EXERCISE GOAL: Convert everything from the line containing "- legend-label-chlamydospora: Phytophthora" down to the line containing "- count-gonapodyides-pseudosyringae: 185: [251, 431, 265, 441]", both ends included, into a numbered list with any blank lines left out.
** START OF RECORDED DATA **
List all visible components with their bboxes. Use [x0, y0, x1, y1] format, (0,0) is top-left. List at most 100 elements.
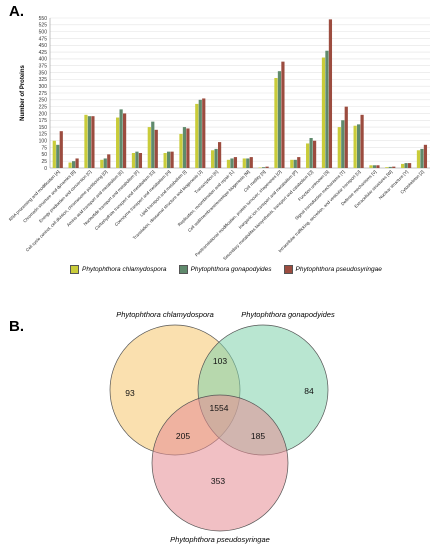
- legend-label-chlamydospora: Phytophthora chlamydospora: [82, 265, 167, 273]
- legend-swatch-pseudosyringae: [283, 264, 293, 274]
- y-tick-label: 250: [39, 98, 48, 104]
- bar-pseudosyringae: [312, 140, 317, 168]
- bar-gonapodyides: [119, 109, 123, 168]
- bar-pseudosyringae: [265, 166, 269, 168]
- bar-pseudosyringae: [328, 19, 333, 169]
- count-gonapodyides-pseudosyringae: 185: [251, 431, 265, 441]
- bar-chlamydospora: [179, 133, 183, 168]
- bar-gonapodyides: [309, 138, 313, 168]
- bar-pseudosyringae: [423, 144, 428, 168]
- bar-gonapodyides: [262, 167, 266, 168]
- bar-pseudosyringae: [75, 158, 79, 168]
- bar-chlamydospora: [195, 103, 199, 168]
- bar-gonapodyides: [151, 121, 155, 168]
- bar-pseudosyringae: [154, 129, 158, 168]
- y-tick-label: 25: [41, 159, 47, 165]
- y-tick-label: 375: [39, 64, 48, 70]
- bar-pseudosyringae: [186, 128, 190, 168]
- bar-gonapodyides: [420, 148, 424, 168]
- y-tick-label: 450: [39, 43, 48, 49]
- set-label-pseudosyringae: Phytophthora pseudosyringae: [170, 535, 270, 544]
- y-tick-label: 125: [39, 132, 48, 138]
- bar-gonapodyides: [214, 148, 218, 168]
- y-tick-label: 50: [41, 152, 47, 158]
- bar-pseudosyringae: [249, 157, 253, 168]
- y-tick-label: 225: [39, 104, 48, 110]
- y-tick-label: 550: [39, 16, 48, 22]
- bar-gonapodyides: [404, 163, 408, 168]
- bar-gonapodyides: [357, 124, 361, 168]
- panel-a-label: A.: [9, 3, 24, 20]
- legend-label-pseudosyringae: Phytophthora pseudosyringae: [295, 265, 382, 273]
- y-tick-label: 475: [39, 36, 48, 42]
- y-tick-label: 75: [41, 145, 47, 151]
- bar-chlamydospora: [337, 127, 341, 168]
- bar-pseudosyringae: [233, 157, 238, 168]
- bar-pseudosyringae: [344, 106, 348, 168]
- bar-gonapodyides: [56, 144, 60, 168]
- bar-gonapodyides: [293, 159, 297, 168]
- panel-b-label: B.: [9, 318, 24, 335]
- bar-chlamydospora: [226, 159, 231, 168]
- bar-gonapodyides: [167, 151, 171, 168]
- bar-pseudosyringae: [217, 142, 222, 168]
- bar-pseudosyringae: [91, 116, 95, 168]
- legend-swatch-chlamydospora: [70, 264, 79, 274]
- x-tick-label: Inorganic ion transport and metabolism […: [238, 169, 299, 230]
- bar-chlamydospora: [131, 153, 136, 168]
- bar-gonapodyides: [182, 127, 187, 168]
- y-tick-label: 150: [39, 125, 48, 131]
- legend-swatch-gonapodyides: [178, 264, 188, 274]
- legend-item-chlamydospora: Phytophthora chlamydospora: [70, 264, 167, 274]
- bar-pseudosyringae: [138, 153, 143, 168]
- y-tick-label: 0: [44, 166, 47, 172]
- y-tick-label: 200: [39, 111, 48, 117]
- bar-chlamydospora: [68, 162, 72, 168]
- y-tick-label: 500: [39, 29, 48, 35]
- bar-chlamydospora: [258, 167, 262, 168]
- y-tick-label: 100: [39, 139, 48, 145]
- bar-gonapodyides: [277, 71, 282, 168]
- bar-pseudosyringae: [376, 165, 380, 168]
- bar-chlamydospora: [116, 117, 120, 168]
- bar-chlamydospora: [353, 125, 357, 168]
- bar-pseudosyringae: [360, 114, 364, 168]
- y-tick-label: 425: [39, 50, 48, 56]
- bar-chlamydospora: [84, 114, 88, 168]
- bar-chlamydospora: [290, 159, 294, 168]
- count-pseudosyringae-only: 353: [211, 476, 225, 486]
- bar-chlamydospora: [385, 167, 389, 168]
- bar-pseudosyringae: [407, 163, 412, 168]
- legend-label-gonapodyides: Phytophthora gonapodyides: [190, 265, 272, 273]
- bar-chlamydospora: [401, 163, 405, 168]
- count-chlamydospora-gonapodyides: 103: [213, 356, 227, 366]
- chart-legend: Phytophthora chlamydospora Phytophthora …: [70, 262, 390, 276]
- bar-gonapodyides: [103, 158, 107, 168]
- bar-chlamydospora: [163, 153, 167, 168]
- bar-gonapodyides: [372, 165, 377, 168]
- count-chlamydospora-only: 93: [125, 388, 135, 398]
- bar-chlamydospora: [52, 140, 56, 168]
- legend-item-gonapodyides: Phytophthora gonapodyides: [178, 264, 272, 274]
- y-tick-label: 350: [39, 70, 48, 76]
- y-tick-label: 175: [39, 118, 48, 124]
- bar-gonapodyides: [72, 161, 76, 168]
- bar-pseudosyringae: [59, 131, 63, 168]
- bar-chart: 0255075100125150175200225250275300325350…: [8, 16, 430, 261]
- bar-gonapodyides: [341, 120, 345, 168]
- set-label-chlamydospora: Phytophthora chlamydospora: [116, 310, 214, 319]
- bar-chlamydospora: [211, 150, 215, 168]
- bar-chlamydospora: [147, 127, 151, 168]
- bar-chlamydospora: [274, 78, 278, 168]
- bar-chlamydospora: [306, 143, 310, 168]
- bar-pseudosyringae: [202, 98, 206, 168]
- y-tick-label: 525: [39, 23, 48, 29]
- y-tick-label: 275: [39, 91, 48, 97]
- bar-pseudosyringae: [107, 154, 111, 168]
- bar-gonapodyides: [246, 158, 250, 168]
- bar-gonapodyides: [230, 158, 234, 168]
- bar-pseudosyringae: [170, 151, 174, 168]
- count-chlamydospora-pseudosyringae: 205: [176, 431, 190, 441]
- legend-item-pseudosyringae: Phytophthora pseudosyringae: [283, 264, 382, 274]
- y-tick-label: 325: [39, 77, 48, 83]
** END OF RECORDED DATA **
FINAL RESULT:
1. - legend-label-chlamydospora: Phytophthora chlamydospora: [82, 265, 167, 273]
2. - legend-swatch-pseudosyringae: [283, 264, 293, 274]
3. - y-tick-label: 250: [39, 98, 48, 104]
4. - bar-pseudosyringae: [312, 140, 317, 168]
5. - bar-gonapodyides: [119, 109, 123, 168]
6. - bar-pseudosyringae: [265, 166, 269, 168]
7. - bar-pseudosyringae: [328, 19, 333, 169]
8. - count-gonapodyides-pseudosyringae: 185: [251, 431, 265, 441]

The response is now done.